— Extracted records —
# # # # #

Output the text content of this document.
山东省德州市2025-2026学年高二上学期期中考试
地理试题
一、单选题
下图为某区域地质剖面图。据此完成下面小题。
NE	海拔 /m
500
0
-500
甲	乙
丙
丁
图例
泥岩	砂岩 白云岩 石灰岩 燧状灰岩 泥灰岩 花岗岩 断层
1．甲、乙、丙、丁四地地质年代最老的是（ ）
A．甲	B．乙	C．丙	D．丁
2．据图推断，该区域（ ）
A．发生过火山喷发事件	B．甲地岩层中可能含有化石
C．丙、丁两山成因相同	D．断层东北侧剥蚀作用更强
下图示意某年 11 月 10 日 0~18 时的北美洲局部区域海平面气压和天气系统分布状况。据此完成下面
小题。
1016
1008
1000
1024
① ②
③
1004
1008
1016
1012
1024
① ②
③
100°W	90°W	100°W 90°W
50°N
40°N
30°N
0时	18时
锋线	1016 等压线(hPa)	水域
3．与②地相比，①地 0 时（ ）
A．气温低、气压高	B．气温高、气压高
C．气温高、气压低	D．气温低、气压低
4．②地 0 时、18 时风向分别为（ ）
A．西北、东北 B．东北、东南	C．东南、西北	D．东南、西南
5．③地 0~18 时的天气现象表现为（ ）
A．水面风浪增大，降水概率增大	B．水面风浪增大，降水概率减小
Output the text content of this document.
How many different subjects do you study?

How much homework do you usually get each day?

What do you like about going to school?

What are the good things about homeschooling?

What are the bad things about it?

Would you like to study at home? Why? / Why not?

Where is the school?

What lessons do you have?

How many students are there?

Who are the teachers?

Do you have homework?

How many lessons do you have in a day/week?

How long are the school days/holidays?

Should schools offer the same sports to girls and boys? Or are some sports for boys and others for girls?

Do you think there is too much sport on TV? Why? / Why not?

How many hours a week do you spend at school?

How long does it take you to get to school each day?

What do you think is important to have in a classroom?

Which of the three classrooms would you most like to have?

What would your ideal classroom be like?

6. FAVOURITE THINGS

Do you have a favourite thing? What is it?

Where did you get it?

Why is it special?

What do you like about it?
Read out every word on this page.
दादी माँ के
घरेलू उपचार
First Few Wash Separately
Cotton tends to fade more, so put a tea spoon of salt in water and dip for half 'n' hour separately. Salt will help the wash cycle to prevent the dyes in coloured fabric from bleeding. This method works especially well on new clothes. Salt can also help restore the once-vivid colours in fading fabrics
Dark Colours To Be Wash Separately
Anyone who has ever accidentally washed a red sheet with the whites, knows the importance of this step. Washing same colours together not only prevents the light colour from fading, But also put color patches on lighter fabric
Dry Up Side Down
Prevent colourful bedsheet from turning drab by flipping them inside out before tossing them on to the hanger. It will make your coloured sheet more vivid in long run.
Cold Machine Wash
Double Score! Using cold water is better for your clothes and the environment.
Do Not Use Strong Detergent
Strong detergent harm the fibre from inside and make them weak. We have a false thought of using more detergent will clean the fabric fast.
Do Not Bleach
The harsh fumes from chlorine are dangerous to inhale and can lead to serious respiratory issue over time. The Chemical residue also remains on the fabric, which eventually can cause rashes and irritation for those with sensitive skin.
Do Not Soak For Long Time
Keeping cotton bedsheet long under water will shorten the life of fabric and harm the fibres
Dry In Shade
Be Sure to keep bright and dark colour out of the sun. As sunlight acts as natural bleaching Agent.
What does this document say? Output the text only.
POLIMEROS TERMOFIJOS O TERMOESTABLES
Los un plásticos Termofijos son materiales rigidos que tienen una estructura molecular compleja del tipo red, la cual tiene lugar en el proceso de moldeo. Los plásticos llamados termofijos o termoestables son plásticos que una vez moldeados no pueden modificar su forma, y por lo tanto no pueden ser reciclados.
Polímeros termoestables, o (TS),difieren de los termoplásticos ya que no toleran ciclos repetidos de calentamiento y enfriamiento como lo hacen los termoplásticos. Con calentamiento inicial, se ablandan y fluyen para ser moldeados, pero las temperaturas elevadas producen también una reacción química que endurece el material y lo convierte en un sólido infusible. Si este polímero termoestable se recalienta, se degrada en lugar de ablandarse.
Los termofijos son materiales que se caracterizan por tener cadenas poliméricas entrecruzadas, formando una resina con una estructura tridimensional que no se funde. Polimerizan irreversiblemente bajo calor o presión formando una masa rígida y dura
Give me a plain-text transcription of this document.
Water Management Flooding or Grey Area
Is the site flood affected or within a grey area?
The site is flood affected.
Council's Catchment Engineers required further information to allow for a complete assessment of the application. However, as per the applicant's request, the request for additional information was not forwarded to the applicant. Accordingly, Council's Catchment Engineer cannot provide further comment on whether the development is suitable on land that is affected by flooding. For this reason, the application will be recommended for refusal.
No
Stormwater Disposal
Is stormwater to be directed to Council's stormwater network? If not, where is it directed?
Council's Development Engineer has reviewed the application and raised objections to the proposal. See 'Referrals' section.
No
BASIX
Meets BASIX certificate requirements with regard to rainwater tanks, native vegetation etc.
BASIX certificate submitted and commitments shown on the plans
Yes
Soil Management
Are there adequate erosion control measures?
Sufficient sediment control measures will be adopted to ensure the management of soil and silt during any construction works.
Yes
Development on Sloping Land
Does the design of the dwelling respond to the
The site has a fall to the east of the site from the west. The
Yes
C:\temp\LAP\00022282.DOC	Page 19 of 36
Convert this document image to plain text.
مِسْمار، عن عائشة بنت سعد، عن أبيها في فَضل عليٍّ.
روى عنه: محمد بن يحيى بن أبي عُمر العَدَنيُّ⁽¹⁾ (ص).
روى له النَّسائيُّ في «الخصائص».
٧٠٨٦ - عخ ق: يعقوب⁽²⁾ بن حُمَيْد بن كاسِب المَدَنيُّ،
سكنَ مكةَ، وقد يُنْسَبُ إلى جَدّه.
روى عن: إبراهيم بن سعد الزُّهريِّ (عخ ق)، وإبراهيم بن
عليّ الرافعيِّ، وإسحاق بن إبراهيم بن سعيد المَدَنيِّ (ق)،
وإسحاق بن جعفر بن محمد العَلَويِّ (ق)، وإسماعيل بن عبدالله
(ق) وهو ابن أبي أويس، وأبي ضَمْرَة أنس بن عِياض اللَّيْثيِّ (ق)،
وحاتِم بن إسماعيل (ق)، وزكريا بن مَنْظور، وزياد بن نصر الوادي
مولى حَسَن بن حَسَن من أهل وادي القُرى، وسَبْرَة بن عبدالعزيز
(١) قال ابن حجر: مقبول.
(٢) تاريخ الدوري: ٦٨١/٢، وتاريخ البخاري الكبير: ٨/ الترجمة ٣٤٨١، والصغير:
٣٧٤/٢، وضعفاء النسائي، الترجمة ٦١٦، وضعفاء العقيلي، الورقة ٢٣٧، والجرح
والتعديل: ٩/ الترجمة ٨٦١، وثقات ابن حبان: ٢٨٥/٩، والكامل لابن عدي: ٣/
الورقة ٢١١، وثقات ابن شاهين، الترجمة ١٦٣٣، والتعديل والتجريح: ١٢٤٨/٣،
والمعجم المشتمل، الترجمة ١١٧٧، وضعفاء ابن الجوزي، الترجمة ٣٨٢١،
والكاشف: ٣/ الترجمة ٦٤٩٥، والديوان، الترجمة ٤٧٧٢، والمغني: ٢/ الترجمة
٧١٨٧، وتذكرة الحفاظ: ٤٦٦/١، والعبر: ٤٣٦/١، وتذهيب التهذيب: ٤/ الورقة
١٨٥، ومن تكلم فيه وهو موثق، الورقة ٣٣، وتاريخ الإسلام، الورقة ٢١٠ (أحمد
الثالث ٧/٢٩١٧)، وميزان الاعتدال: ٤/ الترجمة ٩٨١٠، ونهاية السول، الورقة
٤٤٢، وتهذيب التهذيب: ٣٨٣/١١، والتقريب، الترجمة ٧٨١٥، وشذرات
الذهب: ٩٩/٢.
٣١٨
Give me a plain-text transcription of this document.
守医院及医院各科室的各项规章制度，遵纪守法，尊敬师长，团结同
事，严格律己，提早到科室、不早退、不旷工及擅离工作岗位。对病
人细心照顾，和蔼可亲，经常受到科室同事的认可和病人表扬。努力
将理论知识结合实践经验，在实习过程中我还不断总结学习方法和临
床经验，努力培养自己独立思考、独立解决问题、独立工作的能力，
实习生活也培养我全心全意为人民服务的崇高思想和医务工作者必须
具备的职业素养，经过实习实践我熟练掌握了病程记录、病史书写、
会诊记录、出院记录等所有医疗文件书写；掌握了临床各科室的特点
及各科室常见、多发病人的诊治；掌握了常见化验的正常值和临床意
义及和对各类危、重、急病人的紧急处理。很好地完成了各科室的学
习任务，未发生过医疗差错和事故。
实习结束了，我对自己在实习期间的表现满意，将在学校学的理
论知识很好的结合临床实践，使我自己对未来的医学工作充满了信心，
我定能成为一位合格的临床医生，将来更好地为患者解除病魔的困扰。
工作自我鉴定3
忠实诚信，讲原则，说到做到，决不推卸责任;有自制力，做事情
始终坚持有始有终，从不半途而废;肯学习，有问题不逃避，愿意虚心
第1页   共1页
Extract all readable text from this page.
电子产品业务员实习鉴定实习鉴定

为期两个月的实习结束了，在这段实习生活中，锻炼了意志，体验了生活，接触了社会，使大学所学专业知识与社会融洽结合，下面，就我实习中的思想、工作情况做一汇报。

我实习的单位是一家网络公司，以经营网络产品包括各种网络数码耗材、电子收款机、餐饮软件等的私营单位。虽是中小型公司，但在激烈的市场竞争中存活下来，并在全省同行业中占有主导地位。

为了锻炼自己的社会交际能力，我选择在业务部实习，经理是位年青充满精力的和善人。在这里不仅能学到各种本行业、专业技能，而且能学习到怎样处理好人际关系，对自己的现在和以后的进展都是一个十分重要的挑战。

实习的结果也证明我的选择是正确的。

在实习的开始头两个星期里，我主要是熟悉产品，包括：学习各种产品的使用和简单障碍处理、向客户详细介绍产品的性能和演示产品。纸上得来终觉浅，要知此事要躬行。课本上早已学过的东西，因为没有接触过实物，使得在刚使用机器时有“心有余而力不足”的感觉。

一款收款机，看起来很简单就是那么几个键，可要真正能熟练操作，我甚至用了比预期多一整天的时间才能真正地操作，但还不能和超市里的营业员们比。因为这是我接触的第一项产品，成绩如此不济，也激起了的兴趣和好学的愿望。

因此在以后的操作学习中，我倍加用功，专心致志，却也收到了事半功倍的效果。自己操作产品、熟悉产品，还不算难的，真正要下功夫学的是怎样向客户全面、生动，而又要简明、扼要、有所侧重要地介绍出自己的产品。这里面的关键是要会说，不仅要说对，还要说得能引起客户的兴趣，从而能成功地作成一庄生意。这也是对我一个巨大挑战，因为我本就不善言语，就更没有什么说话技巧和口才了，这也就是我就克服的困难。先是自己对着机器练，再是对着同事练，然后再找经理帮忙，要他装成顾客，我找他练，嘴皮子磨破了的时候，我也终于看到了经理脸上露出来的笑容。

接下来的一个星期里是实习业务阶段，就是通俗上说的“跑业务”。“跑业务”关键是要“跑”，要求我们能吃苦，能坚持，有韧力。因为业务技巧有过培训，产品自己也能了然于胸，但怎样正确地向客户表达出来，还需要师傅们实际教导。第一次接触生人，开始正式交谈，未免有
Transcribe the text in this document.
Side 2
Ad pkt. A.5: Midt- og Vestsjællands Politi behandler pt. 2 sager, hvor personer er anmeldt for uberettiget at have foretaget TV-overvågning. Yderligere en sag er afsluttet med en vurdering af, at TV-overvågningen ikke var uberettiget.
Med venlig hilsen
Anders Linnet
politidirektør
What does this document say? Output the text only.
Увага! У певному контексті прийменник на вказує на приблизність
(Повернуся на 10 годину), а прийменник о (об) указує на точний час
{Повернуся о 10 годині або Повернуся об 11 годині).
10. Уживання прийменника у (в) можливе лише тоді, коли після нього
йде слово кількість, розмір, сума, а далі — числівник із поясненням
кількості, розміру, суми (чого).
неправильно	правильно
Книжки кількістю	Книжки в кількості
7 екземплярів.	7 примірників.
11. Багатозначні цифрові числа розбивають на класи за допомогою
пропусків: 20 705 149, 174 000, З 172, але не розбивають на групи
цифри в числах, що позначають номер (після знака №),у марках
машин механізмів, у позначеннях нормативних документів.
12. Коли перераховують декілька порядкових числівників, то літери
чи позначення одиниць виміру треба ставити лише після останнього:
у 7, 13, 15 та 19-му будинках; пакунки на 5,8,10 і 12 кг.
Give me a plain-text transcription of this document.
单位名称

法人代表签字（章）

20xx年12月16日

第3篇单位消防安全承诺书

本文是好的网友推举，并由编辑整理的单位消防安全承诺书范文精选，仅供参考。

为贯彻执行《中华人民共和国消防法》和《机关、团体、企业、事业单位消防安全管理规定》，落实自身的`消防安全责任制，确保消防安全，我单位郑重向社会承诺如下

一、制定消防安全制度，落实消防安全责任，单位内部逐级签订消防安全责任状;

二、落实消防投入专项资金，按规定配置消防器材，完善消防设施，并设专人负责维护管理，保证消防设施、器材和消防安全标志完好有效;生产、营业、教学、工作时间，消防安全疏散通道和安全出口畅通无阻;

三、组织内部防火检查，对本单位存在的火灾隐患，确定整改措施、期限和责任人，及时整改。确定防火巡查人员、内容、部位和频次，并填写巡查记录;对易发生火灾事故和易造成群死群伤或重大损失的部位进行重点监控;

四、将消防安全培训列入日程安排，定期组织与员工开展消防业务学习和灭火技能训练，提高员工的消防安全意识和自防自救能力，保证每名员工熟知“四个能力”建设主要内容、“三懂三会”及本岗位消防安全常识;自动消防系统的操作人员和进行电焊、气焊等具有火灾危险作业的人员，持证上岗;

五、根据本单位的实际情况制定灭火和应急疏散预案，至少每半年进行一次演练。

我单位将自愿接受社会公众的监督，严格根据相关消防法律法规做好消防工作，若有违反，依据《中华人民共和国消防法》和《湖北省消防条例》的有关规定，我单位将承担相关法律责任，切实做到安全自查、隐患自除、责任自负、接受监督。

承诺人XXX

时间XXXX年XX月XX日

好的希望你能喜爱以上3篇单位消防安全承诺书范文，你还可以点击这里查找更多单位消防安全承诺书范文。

# # # # #

— DO THIS —
Gather all lines where the word "homework" appears.

— RESPONSE TO THE TASK —
How much homework do you usually get each day?
Do you have homework?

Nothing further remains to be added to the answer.